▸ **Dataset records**
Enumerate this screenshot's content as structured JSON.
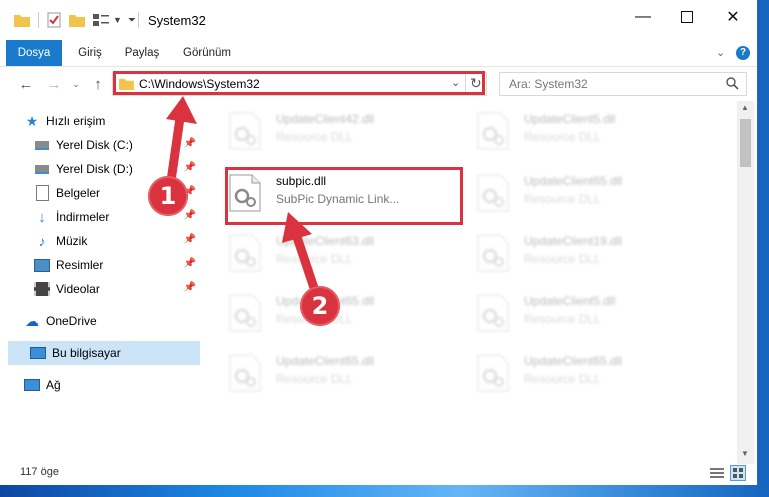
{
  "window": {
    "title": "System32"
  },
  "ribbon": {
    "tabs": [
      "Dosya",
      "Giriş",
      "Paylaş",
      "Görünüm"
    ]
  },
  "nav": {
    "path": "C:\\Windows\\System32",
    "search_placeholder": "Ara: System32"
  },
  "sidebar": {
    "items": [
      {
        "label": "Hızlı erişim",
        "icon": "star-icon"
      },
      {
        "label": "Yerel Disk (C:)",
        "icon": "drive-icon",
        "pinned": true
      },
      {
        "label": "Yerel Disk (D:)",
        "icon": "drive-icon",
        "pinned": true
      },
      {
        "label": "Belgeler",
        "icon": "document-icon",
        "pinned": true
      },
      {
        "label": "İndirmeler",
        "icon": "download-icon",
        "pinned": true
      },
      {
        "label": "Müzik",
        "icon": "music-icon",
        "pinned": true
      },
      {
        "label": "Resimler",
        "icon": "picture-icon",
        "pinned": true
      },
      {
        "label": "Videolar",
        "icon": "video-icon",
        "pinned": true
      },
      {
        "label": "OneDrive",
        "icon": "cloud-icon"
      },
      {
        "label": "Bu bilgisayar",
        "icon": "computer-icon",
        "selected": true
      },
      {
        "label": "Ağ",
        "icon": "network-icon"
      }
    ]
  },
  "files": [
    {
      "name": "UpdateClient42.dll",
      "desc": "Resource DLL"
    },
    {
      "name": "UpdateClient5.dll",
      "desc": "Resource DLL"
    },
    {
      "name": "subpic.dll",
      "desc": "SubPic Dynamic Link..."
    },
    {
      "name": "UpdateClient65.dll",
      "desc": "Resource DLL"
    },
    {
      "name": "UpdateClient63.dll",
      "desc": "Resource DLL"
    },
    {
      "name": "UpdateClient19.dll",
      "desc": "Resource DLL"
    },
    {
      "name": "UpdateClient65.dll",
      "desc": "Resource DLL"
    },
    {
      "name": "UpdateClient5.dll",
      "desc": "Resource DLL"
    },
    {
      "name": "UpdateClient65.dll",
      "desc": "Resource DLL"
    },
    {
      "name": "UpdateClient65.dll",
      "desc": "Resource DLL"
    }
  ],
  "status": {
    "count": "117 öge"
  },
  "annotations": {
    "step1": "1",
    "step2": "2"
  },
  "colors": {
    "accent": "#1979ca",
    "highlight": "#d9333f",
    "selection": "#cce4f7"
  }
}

* * *

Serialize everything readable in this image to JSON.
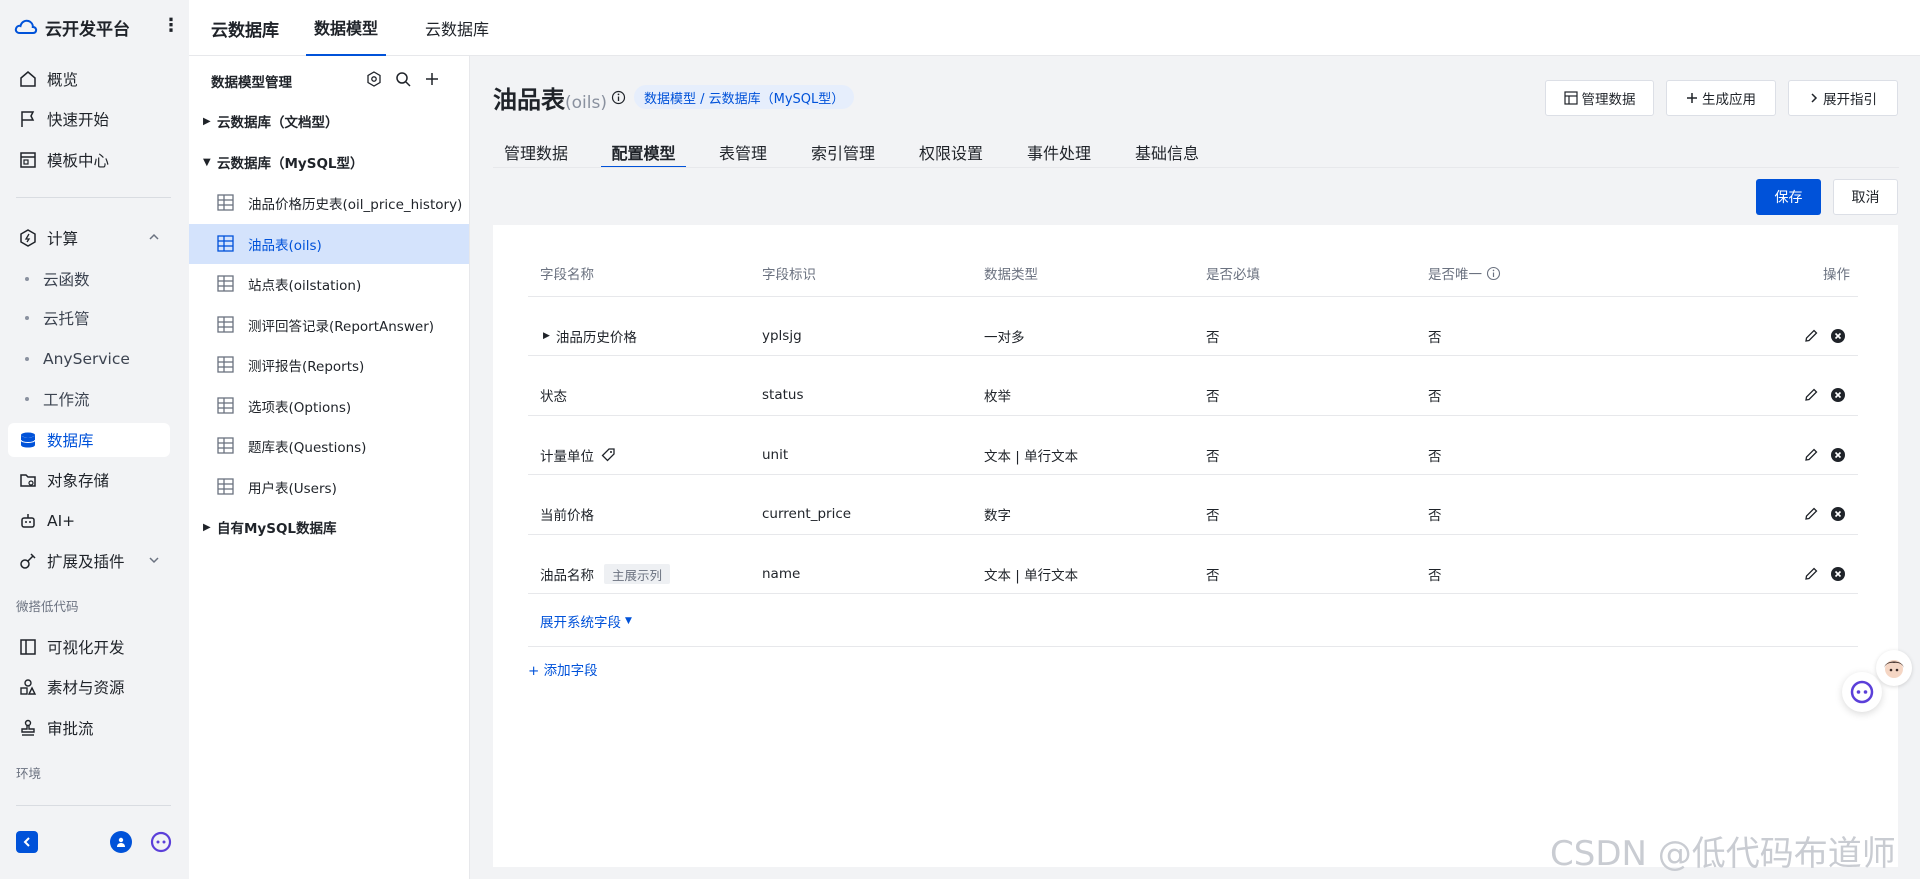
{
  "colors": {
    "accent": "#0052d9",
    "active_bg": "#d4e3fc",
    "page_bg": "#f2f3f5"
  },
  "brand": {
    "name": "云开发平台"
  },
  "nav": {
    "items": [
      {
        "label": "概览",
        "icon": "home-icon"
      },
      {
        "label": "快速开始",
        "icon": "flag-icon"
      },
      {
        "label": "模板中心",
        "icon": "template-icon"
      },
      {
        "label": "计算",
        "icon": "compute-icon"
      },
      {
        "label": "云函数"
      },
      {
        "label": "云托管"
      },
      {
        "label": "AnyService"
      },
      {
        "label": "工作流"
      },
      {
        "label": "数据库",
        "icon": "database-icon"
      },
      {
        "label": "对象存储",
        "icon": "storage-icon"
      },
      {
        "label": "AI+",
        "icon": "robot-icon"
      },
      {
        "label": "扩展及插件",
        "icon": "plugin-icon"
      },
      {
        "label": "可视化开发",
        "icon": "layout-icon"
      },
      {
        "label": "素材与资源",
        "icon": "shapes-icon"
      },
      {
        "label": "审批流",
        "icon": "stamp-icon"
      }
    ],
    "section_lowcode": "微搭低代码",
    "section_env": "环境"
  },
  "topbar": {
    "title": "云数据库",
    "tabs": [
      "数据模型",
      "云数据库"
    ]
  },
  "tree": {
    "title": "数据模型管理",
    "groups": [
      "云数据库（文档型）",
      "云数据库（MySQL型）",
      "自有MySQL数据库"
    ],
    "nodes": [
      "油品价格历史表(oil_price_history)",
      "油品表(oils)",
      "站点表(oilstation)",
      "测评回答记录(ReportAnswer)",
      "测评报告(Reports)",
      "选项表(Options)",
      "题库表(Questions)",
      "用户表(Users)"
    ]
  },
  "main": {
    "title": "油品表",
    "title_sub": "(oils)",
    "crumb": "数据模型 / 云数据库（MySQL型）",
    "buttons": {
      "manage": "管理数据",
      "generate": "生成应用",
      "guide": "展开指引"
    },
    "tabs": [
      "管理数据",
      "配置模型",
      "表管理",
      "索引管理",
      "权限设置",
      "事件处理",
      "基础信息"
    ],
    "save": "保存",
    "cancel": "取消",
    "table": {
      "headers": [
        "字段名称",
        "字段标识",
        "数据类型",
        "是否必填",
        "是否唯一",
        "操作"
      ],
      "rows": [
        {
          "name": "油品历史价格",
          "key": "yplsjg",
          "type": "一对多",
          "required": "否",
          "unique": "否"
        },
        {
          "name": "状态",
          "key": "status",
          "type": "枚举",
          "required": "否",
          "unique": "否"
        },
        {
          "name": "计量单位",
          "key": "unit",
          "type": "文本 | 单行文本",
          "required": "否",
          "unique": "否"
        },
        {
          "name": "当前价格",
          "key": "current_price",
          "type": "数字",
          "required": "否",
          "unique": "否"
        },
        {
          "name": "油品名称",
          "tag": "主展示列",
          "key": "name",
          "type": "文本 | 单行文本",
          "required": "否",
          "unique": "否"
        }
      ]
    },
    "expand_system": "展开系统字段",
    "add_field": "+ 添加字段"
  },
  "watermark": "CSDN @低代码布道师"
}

▸ **Objective**
Locate all lines that include the word "type" and copy them out.

▸ **Solution**
          "type": "一对多",
          "type": "枚举",
          "type": "文本 | 单行文本",
          "type": "数字",
          "type": "文本 | 单行文本",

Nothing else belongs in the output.